Scan the material that follows. Copy every line containing the word "Саша".

** start of Information provided **

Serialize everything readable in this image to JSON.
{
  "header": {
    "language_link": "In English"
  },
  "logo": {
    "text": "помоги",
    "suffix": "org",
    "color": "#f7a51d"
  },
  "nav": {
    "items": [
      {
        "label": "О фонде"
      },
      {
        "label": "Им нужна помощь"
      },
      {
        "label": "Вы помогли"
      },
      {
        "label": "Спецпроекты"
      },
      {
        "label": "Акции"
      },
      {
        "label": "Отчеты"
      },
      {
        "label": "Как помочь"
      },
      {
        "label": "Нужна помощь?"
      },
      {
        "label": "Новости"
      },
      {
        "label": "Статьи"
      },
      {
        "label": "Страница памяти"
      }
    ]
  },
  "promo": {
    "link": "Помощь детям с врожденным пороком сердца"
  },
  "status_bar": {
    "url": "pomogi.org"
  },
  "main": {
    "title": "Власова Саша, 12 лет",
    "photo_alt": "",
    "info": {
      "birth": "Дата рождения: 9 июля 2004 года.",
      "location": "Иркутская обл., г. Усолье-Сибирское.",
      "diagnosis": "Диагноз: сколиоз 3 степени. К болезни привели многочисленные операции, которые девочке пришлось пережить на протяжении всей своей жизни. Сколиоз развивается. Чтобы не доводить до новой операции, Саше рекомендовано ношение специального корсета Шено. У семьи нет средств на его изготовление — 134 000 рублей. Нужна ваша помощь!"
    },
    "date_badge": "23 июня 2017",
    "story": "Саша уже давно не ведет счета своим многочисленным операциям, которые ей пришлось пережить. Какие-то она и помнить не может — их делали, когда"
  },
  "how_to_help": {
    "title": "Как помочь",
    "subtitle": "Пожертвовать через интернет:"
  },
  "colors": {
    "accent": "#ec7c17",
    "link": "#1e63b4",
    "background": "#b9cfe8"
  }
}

** end of Information provided **

→ Written solution:
    "title": "Власова Саша, 12 лет",
    "story": "Саша уже давно не ведет счета своим многочисленным операциям, которые ей пришлось пережить. Какие-то она и помнить не может — их делали, когда"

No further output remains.